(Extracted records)
* begin *
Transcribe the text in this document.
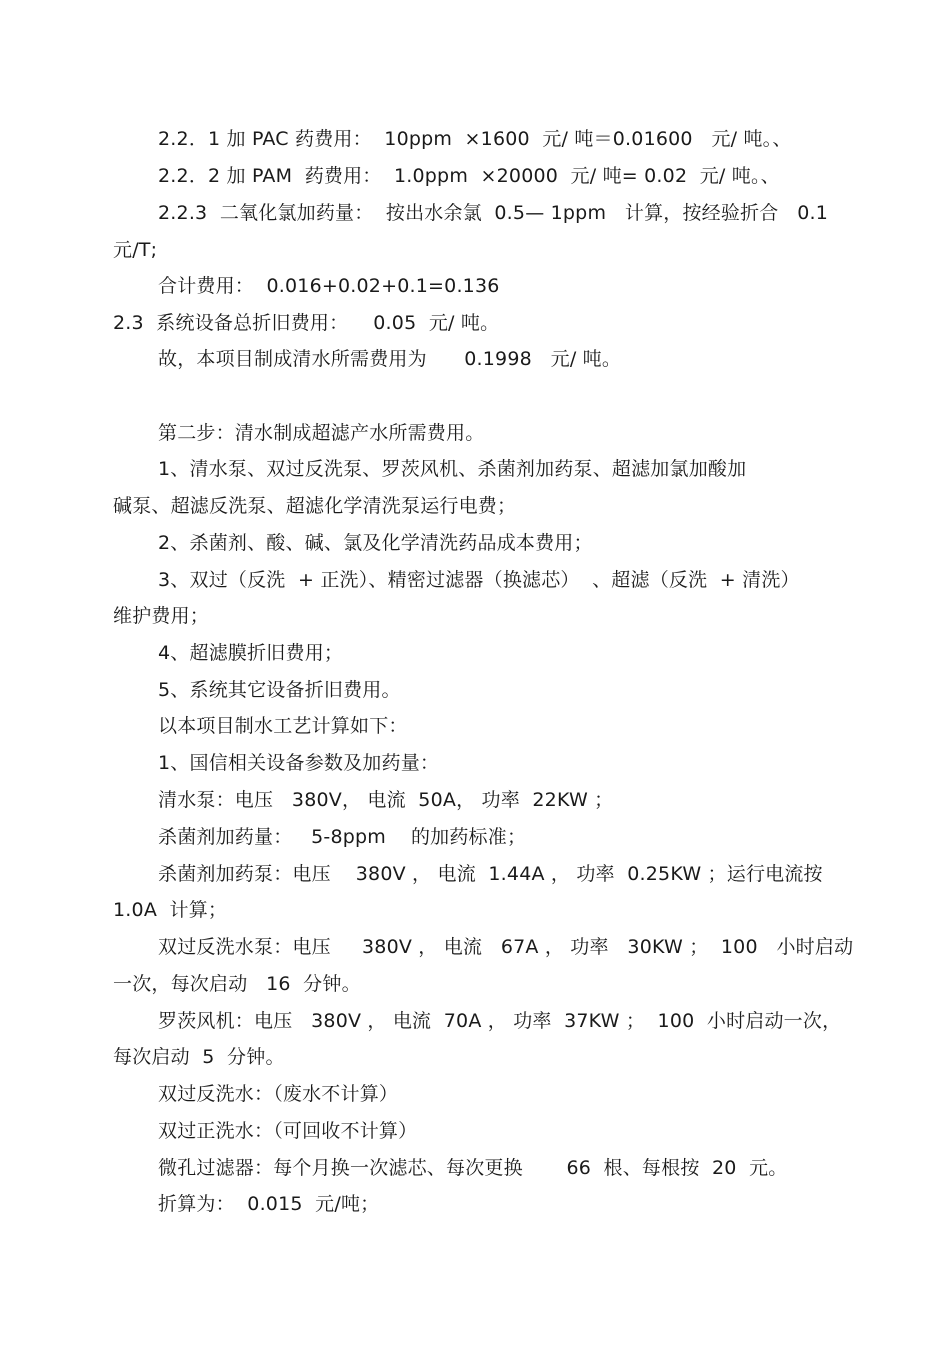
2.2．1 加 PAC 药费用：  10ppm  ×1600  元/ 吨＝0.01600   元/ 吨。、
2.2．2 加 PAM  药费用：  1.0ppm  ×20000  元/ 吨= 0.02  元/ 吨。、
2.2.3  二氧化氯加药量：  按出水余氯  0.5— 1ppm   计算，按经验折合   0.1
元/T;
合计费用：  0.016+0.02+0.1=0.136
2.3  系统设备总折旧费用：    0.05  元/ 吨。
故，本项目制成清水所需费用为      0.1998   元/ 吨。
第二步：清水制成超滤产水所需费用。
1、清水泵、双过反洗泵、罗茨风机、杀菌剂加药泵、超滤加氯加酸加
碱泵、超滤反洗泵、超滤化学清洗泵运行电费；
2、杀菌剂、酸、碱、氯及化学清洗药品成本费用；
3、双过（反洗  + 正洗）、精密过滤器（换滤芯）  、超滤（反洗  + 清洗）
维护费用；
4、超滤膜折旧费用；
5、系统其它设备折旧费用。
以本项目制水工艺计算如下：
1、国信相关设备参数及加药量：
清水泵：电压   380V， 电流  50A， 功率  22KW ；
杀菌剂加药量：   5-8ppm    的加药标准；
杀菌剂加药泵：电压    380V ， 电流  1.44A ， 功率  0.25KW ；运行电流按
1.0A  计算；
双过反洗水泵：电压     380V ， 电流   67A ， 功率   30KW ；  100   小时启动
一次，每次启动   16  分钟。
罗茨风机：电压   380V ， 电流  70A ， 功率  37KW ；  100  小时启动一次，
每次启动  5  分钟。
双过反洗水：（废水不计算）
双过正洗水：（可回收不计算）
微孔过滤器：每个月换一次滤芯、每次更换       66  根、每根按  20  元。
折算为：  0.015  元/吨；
* end *
## Problem
Reproduce the whole listing word for word, setting aside any pictures.

## The result
Transcribe the text in this document.
2.2．1 加 PAC 药费用：  10ppm  ×1600  元/ 吨＝0.01600   元/ 吨。、
2.2．2 加 PAM  药费用：  1.0ppm  ×20000  元/ 吨= 0.02  元/ 吨。、
2.2.3  二氧化氯加药量：  按出水余氯  0.5— 1ppm   计算，按经验折合   0.1
元/T;
合计费用：  0.016+0.02+0.1=0.136
2.3  系统设备总折旧费用：    0.05  元/ 吨。
故，本项目制成清水所需费用为      0.1998   元/ 吨。
第二步：清水制成超滤产水所需费用。
1、清水泵、双过反洗泵、罗茨风机、杀菌剂加药泵、超滤加氯加酸加
碱泵、超滤反洗泵、超滤化学清洗泵运行电费；
2、杀菌剂、酸、碱、氯及化学清洗药品成本费用；
3、双过（反洗  + 正洗）、精密过滤器（换滤芯）  、超滤（反洗  + 清洗）
维护费用；
4、超滤膜折旧费用；
5、系统其它设备折旧费用。
以本项目制水工艺计算如下：
1、国信相关设备参数及加药量：
清水泵：电压   380V， 电流  50A， 功率  22KW ；
杀菌剂加药量：   5-8ppm    的加药标准；
杀菌剂加药泵：电压    380V ， 电流  1.44A ， 功率  0.25KW ；运行电流按
1.0A  计算；
双过反洗水泵：电压     380V ， 电流   67A ， 功率   30KW ；  100   小时启动
一次，每次启动   16  分钟。
罗茨风机：电压   380V ， 电流  70A ， 功率  37KW ；  100  小时启动一次，
每次启动  5  分钟。
双过反洗水：（废水不计算）
双过正洗水：（可回收不计算）
微孔过滤器：每个月换一次滤芯、每次更换       66  根、每根按  20  元。
折算为：  0.015  元/吨；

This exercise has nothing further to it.